**EXERCISE:** Every line from the one holding "Decode this image" through the one holding "What data populates" should be returned exactly, both included; the pictures should not.

**MATERIALS PROVIDED:**
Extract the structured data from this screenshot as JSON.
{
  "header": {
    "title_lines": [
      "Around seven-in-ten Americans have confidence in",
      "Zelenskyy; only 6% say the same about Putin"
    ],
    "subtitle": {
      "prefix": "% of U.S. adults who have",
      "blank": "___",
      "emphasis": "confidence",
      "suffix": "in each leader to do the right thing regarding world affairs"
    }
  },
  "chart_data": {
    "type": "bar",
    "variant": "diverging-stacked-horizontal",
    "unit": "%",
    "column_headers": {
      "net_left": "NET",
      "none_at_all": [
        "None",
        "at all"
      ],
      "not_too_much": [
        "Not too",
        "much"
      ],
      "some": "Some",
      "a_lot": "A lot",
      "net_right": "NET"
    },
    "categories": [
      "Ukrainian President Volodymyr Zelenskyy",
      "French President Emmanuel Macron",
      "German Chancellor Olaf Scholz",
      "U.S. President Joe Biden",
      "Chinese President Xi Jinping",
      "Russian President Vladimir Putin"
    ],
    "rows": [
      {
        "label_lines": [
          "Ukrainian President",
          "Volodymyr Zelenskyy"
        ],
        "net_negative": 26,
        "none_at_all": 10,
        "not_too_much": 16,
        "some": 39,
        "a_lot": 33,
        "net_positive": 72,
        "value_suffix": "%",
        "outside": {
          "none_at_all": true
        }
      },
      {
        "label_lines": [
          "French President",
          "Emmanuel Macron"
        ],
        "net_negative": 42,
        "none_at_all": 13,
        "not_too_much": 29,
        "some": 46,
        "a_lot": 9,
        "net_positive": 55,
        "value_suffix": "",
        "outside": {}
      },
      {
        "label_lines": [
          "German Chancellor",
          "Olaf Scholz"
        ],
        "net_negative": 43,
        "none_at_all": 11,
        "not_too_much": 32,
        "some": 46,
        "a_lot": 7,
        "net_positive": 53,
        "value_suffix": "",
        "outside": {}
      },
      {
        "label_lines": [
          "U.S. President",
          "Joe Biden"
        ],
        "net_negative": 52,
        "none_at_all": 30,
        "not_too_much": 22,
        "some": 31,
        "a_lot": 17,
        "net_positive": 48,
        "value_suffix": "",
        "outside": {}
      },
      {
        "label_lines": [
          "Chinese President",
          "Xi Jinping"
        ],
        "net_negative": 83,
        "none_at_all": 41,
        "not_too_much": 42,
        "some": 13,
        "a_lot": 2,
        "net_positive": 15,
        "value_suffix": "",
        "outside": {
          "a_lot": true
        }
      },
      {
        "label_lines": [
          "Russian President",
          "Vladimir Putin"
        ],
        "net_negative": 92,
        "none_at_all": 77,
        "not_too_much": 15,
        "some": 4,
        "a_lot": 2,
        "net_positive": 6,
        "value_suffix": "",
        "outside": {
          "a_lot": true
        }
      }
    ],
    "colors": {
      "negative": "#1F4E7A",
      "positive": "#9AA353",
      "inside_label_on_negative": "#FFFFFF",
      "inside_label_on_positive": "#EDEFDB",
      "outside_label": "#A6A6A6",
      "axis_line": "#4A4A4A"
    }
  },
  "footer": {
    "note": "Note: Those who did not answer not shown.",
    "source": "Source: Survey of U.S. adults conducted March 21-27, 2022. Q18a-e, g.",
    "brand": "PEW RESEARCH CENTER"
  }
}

---

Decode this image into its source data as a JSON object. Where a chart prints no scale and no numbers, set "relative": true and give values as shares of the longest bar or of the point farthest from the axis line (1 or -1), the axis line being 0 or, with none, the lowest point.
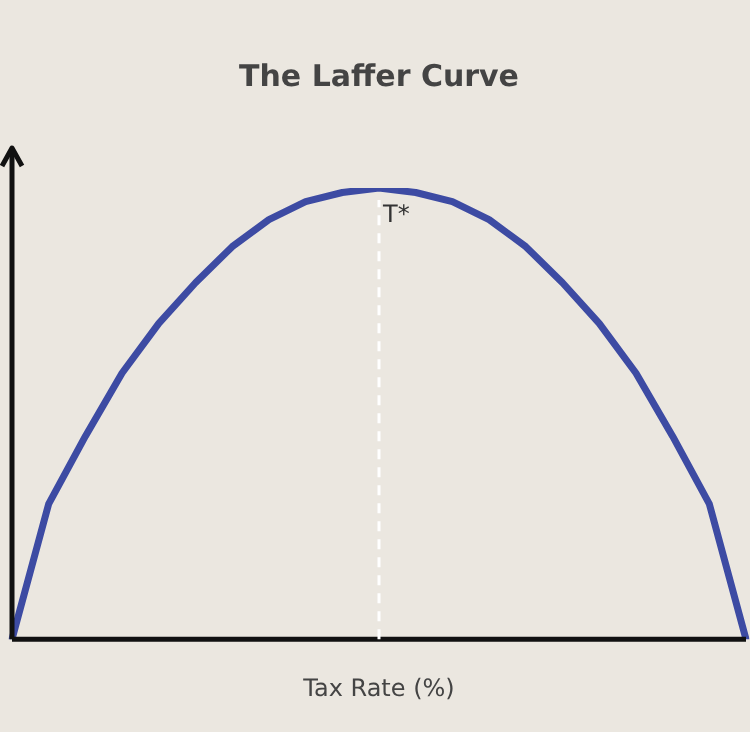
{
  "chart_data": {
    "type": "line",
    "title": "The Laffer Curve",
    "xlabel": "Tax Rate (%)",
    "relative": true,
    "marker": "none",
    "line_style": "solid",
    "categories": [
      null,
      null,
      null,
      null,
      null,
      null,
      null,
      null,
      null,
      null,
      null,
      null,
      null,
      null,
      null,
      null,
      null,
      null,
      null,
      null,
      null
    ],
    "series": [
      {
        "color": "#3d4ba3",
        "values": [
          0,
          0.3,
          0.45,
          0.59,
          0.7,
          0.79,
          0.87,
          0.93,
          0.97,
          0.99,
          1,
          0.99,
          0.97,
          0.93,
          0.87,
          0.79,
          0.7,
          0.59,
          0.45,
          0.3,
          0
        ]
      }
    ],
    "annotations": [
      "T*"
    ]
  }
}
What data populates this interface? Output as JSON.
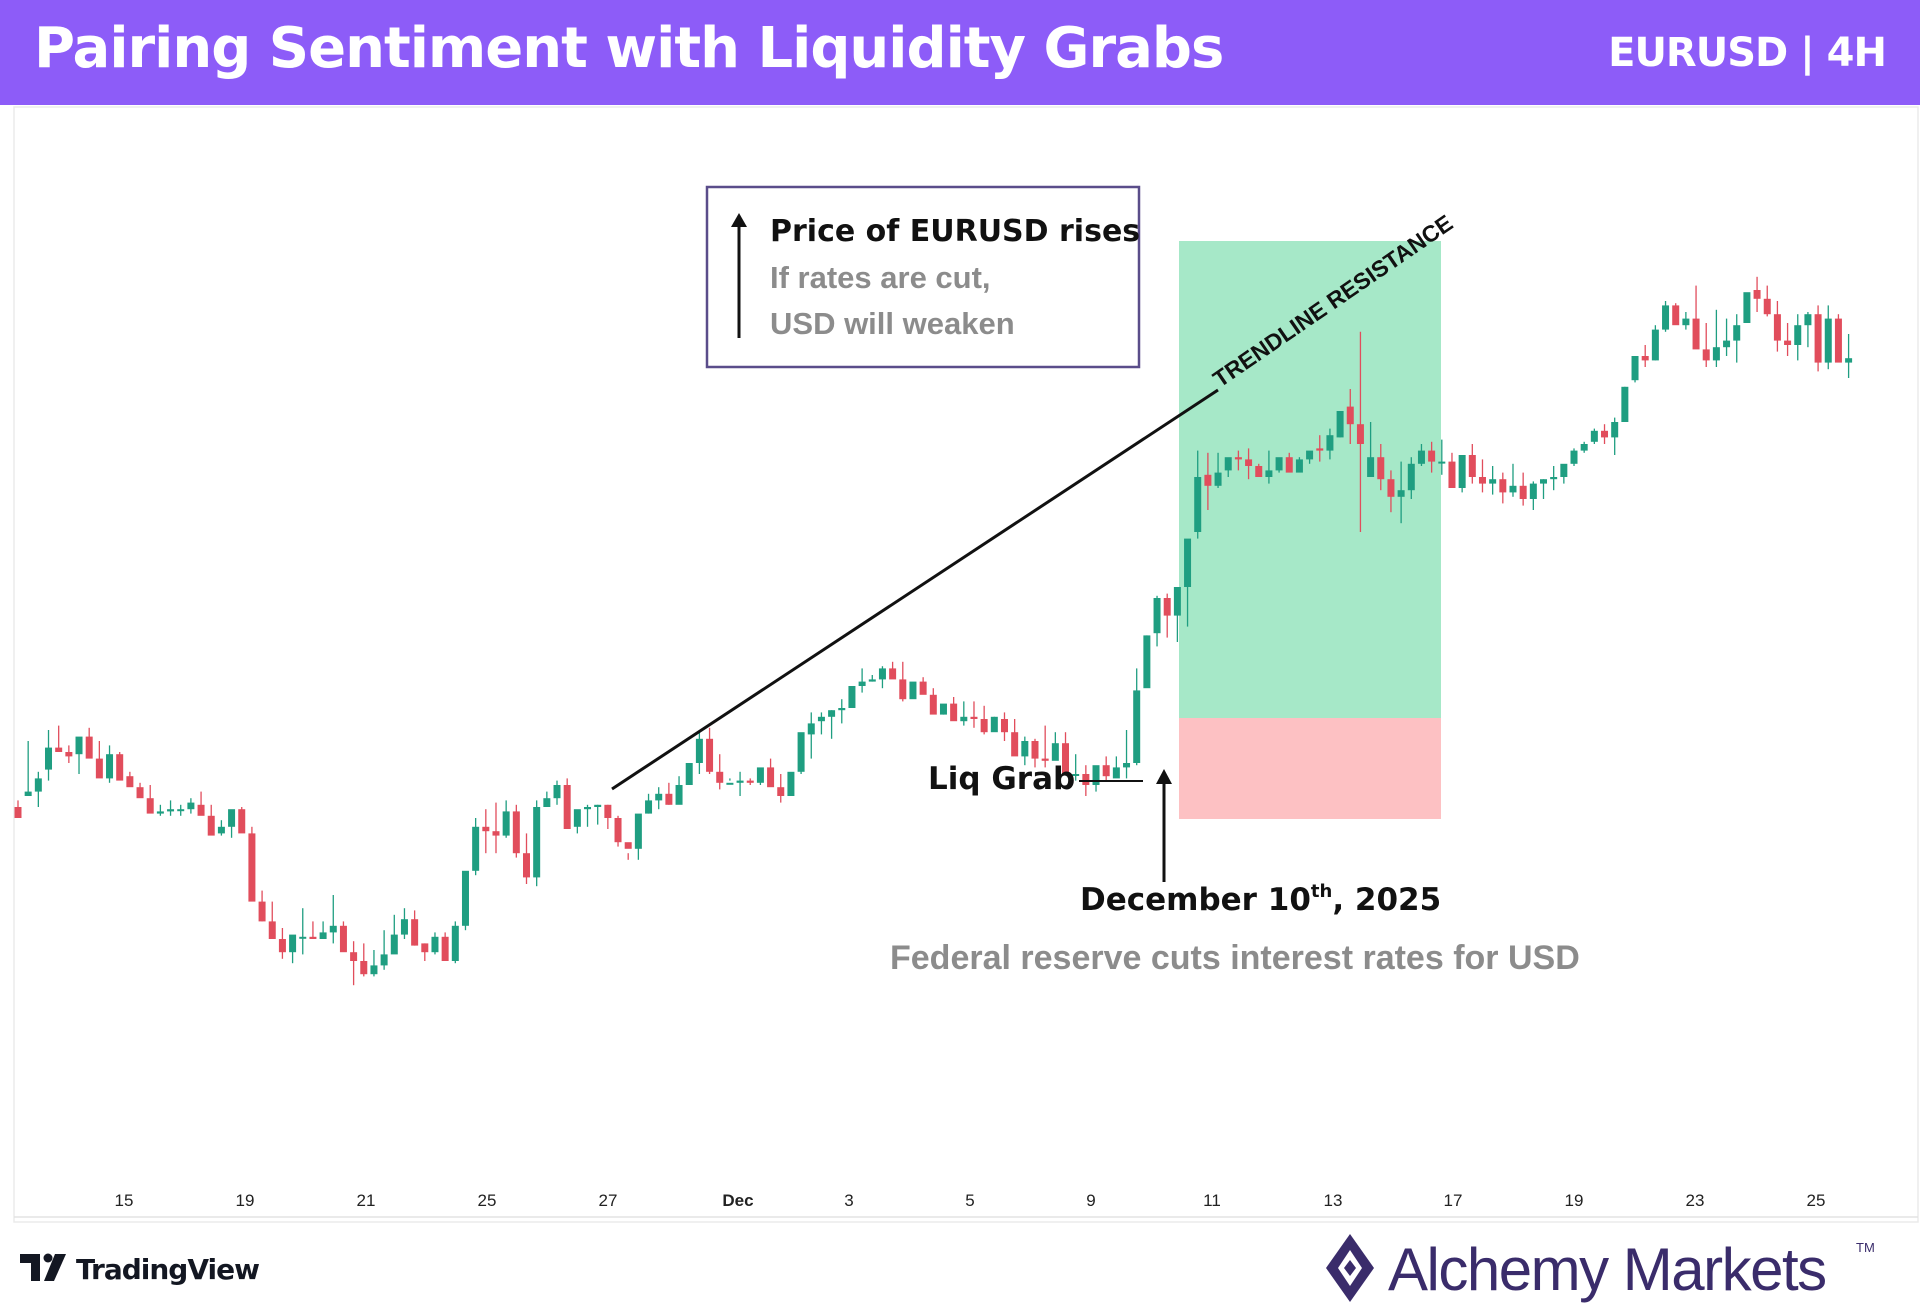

==

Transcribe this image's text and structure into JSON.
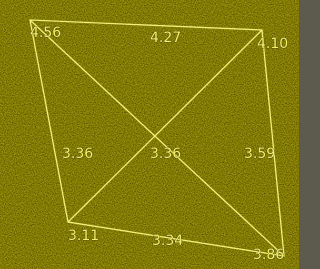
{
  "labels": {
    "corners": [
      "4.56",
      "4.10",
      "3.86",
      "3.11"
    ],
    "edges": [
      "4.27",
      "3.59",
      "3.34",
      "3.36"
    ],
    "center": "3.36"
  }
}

**FULL ANSWER:**
Decode this image into its source data as a JSON object. Where a chart prints no scale and no numbers, set "relative": true and give values as shares of the longest bar or of the point farthest from the axis line (1 or -1), the axis line being 0 or, with none, the lowest point.
{
  "chart_data": {
    "type": "line",
    "title": "The Laffer Curve",
    "xlabel": "Tax Rate (%)",
    "relative": true,
    "marker": "none",
    "line_style": "solid",
    "categories": [
      null,
      null,
      null,
      null,
      null,
      null,
      null,
      null,
      null,
      null,
      null,
      null,
      null,
      null,
      null,
      null,
      null,
      null,
      null,
      null,
      null
    ],
    "series": [
      {
        "color": "#3d4ba3",
        "values": [
          0,
          0.3,
          0.45,
          0.59,
          0.7,
          0.79,
          0.87,
          0.93,
          0.97,
          0.99,
          1,
          0.99,
          0.97,
          0.93,
          0.87,
          0.79,
          0.7,
          0.59,
          0.45,
          0.3,
          0
        ]
      }
    ],
    "annotations": [
      "T*"
    ]
  }
}
What data populates this interface? Output as JSON.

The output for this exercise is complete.